◆ The problem:
Exactly as written, retype the lines that run from the line holding "Transcribe the text in this document." through the end of the records below. Do not include pictures.
________________________
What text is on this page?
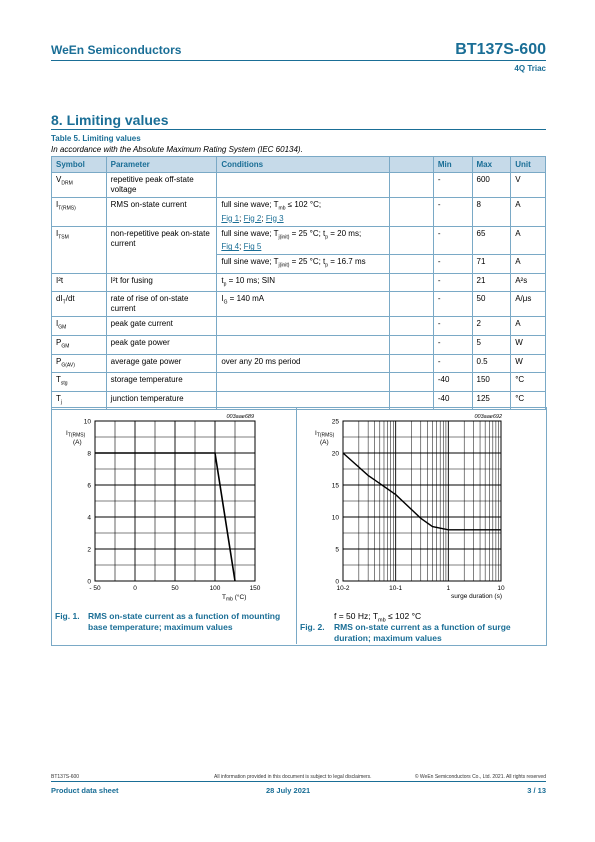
WeEn Semiconductors	BT137S-600
4Q Triac
8. Limiting values
Table 5. Limiting values
In accordance with the Absolute Maximum Rating System (IEC 60134).
Symbol	Parameter	Conditions		Min	Max	Unit
$V_{DRM}$	repetitive peak off-state voltage			-	600	V
$I_{T(RMS)}$	RMS on-state current	full sine wave; $T_{mb} \le 102$ °C;
Fig 1; Fig 2; Fig 3		-	8	A
$I_{TSM}$	non-repetitive peak on-state current	full sine wave; $T_{j(init)} = 25$ °C; $t_p = 20$ ms;
Fig 4; Fig 5		-	65	A
		full sine wave; $T_{j(init)} = 25$ °C; $t_p = 16.7$ ms		-	71	A
I²t	I²t for fusing	$t_p = 10$ ms; SIN		-	21	A²s
$dI_T/dt$	rate of rise of on-state current	$I_G = 140$ mA		-	50	A/μs
$I_{GM}$	peak gate current			-	2	A
$P_{GM}$	peak gate power			-	5	W
$P_{G(AV)}$	average gate power	over any 20 ms period		-	0.5	W
$T_{stg}$	storage temperature			-40	150	°C
$T_j$	junction temperature			-40	125	°C
- 50	0	50	100	150
0
2
4
6
8
10
003aae689
$I_{T(RMS)}$
(A)
$T_{mb}$ (°C)
10-2	10-1	1	10
0
5
10
15
20
25
003aae692
$I_{T(RMS)}$
(A)
surge duration (s)
Fig. 1. RMS on-state current as a function of mounting base temperature; maximum values
f = 50 Hz; $T_{mb} \le 102$ °C
Fig. 2. RMS on-state current as a function of surge duration; maximum values
BT137S-600	All information provided in this document is subject to legal disclaimers.	© WeEn Semiconductors Co., Ltd. 2021. All rights reserved
Product data sheet	28 July 2021	3 / 13
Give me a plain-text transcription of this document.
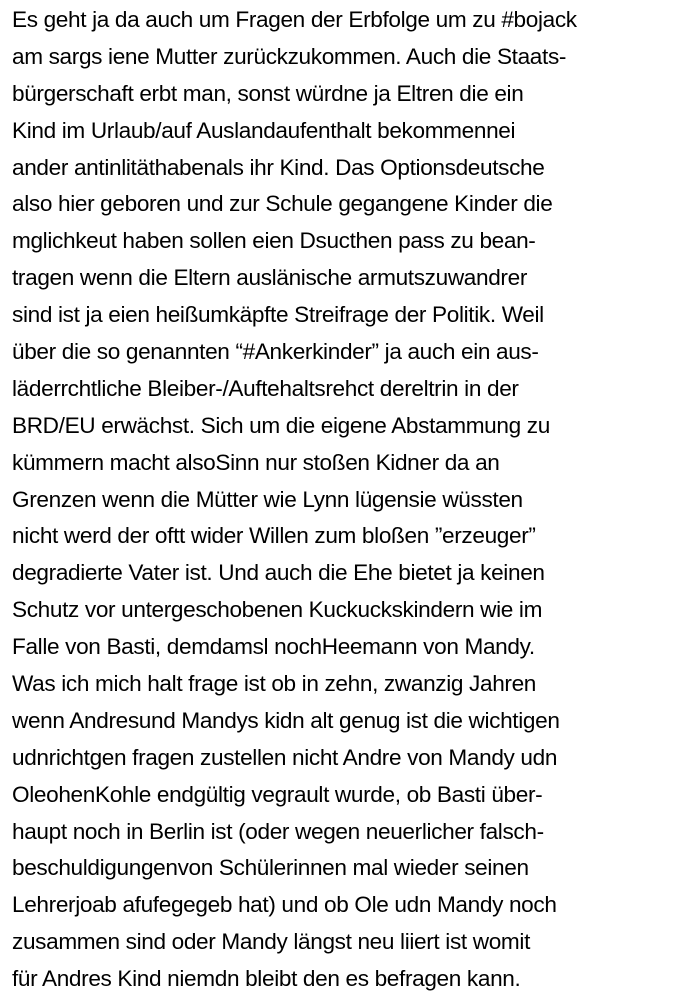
Es geht ja da auch um Fragen der Erbfolge um zu #bojack
am sargs iene Mutter zurückzukommen. Auch die Staats-
bürgerschaft erbt man, sonst würdne ja Eltren die ein
Kind im Urlaub/auf Auslandaufenthalt bekommennei
ander antinlitäthabenals ihr Kind. Das Optionsdeutsche
also hier geboren und zur Schule gegangene Kinder die
mglichkeut haben sollen eien Dsucthen pass zu bean-
tragen wenn die Eltern auslänische armutszuwandrer
sind ist ja eien heißumkäpfte Streifrage der Politik. Weil
über die so genannten “#Ankerkinder” ja auch ein aus-
läderrchtliche Bleiber-/Auftehaltsrehct dereltrin in der
BRD/EU erwächst. Sich um die eigene Abstammung zu
kümmern macht alsoSinn nur stoßen Kidner da an
Grenzen wenn die Mütter wie Lynn lügensie wüssten
nicht werd der oftt wider Willen zum bloßen ”erzeuger”
degradierte Vater ist. Und auch die Ehe bietet ja keinen
Schutz vor untergeschobenen Kuckuckskindern wie im
Falle von Basti, demdamsl nochHeemann von Mandy.
Was ich mich halt frage ist ob in zehn, zwanzig Jahren
wenn Andresund Mandys kidn alt genug ist die wichtigen
udnrichtgen fragen zustellen nicht Andre von Mandy udn
OleohenKohle endgültig vegrault wurde, ob Basti über-
haupt noch in Berlin ist (oder wegen neuerlicher falsch-
beschuldigungenvon Schülerinnen mal wieder seinen
Lehrerjoab afufegegeb hat) und ob Ole udn Mandy noch
zusammen sind oder Mandy längst neu liiert ist womit
für Andres Kind niemdn bleibt den es befragen kann.
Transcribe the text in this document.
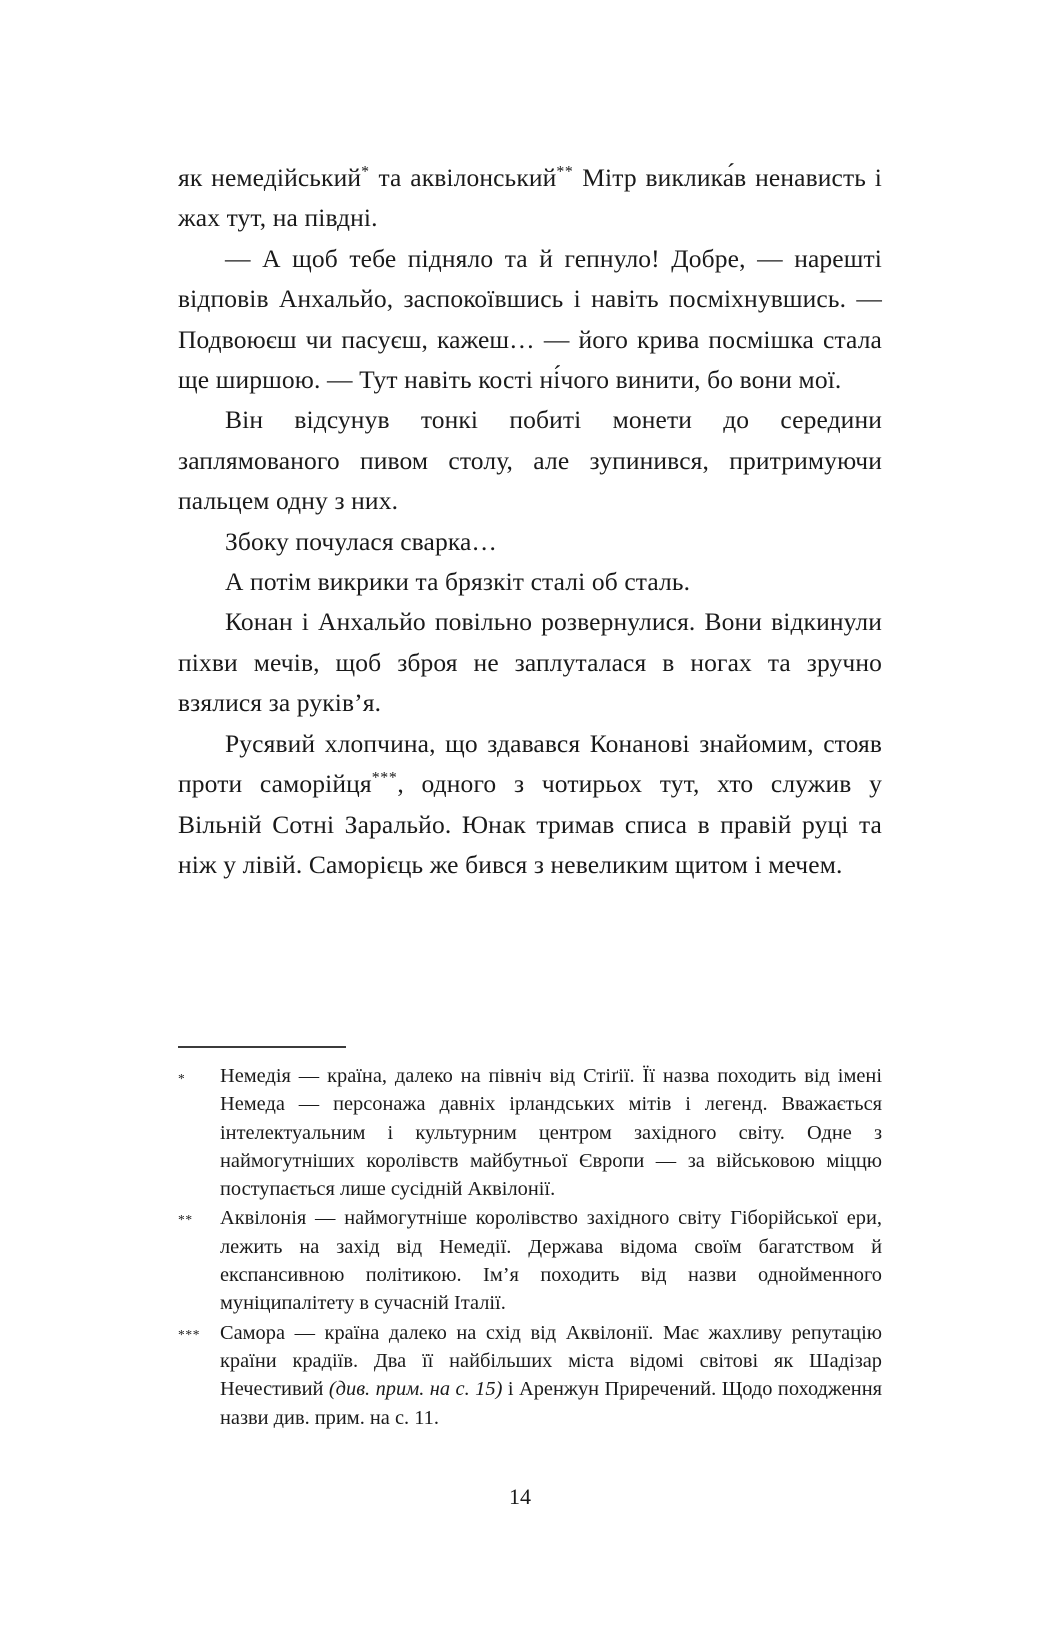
як немедійський* та аквілонський** Мітр виклика́в ненависть і жах тут, на півдні.

— А щоб тебе підняло та й гепнуло! Добре, — нарешті відповів Анхальйо, заспокоївшись і навіть посміхнувшись. — Подвоюєш чи пасуєш, кажеш… — його крива посмішка стала ще ширшою. — Тут навіть кості ні́чого винити, бо вони мої.

Він відсунув тонкі побиті монети до середини заплямованого пивом столу, але зупинився, притримуючи пальцем одну з них.

Збоку почулася сварка…

А потім викрики та брязкіт сталі об сталь.

Конан і Анхальйо повільно розвернулися. Вони відкинули піхви мечів, щоб зброя не заплуталася в ногах та зручно взялися за руків’я.

Русявий хлопчина, що здавався Конанові знайомим, стояв проти саморійця***, одного з чотирьох тут, хто служив у Вільній Сотні Заральйо. Юнак тримав списа в правій руці та ніж у лівій. Саморієць же бився з невеликим щитом і мечем.

*	Немедія — країна, далеко на північ від Стіґії. Її назва походить від імені Немеда — персонажа давніх ірландських мітів і легенд. Вважається інтелектуальним і культурним центром західного світу. Одне з наймогутніших королівств майбутньої Європи — за військовою міццю поступається лише сусідній Аквілонії.
**	Аквілонія — наймогутніше королівство західного світу Гіборійської ери, лежить на захід від Немедії. Держава відома своїм багатством й експансивною політикою. Ім’я походить від назви однойменного муніципалітету в сучасній Італії.
*** Самора — країна далеко на схід від Аквілонії. Має жахливу репутацію країни крадіїв. Два її найбільших міста відомі світові як Шадізар Нечестивий (див. прим. на с. 15) і Аренжун Приречений. Щодо походження назви див. прим. на с. 11.
14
________________________
◆ Result of the exercise:
Transcribe the text in this document.
як немедійський* та аквілонський** Мітр виклика́в ненависть і жах тут, на півдні.

— А щоб тебе підняло та й гепнуло! Добре, — нарешті відповів Анхальйо, заспокоївшись і навіть посміхнувшись. — Подвоюєш чи пасуєш, кажеш… — його крива посмішка стала ще ширшою. — Тут навіть кості ні́чого винити, бо вони мої.

Він відсунув тонкі побиті монети до середини заплямованого пивом столу, але зупинився, притримуючи пальцем одну з них.

Збоку почулася сварка…

А потім викрики та брязкіт сталі об сталь.

Конан і Анхальйо повільно розвернулися. Вони відкинули піхви мечів, щоб зброя не заплуталася в ногах та зручно взялися за руків’я.

Русявий хлопчина, що здавався Конанові знайомим, стояв проти саморійця***, одного з чотирьох тут, хто служив у Вільній Сотні Заральйо. Юнак тримав списа в правій руці та ніж у лівій. Саморієць же бився з невеликим щитом і мечем.

*	Немедія — країна, далеко на північ від Стіґії. Її назва походить від імені Немеда — персонажа давніх ірландських мітів і легенд. Вважається інтелектуальним і культурним центром західного світу. Одне з наймогутніших королівств майбутньої Європи — за військовою міццю поступається лише сусідній Аквілонії.
**	Аквілонія — наймогутніше королівство західного світу Гіборійської ери, лежить на захід від Немедії. Держава відома своїм багатством й експансивною політикою. Ім’я походить від назви однойменного муніципалітету в сучасній Італії.
*** Самора — країна далеко на схід від Аквілонії. Має жахливу репутацію країни крадіїв. Два її найбільших міста відомі світові як Шадізар Нечестивий (див. прим. на с. 15) і Аренжун Приречений. Щодо походження назви див. прим. на с. 11.
14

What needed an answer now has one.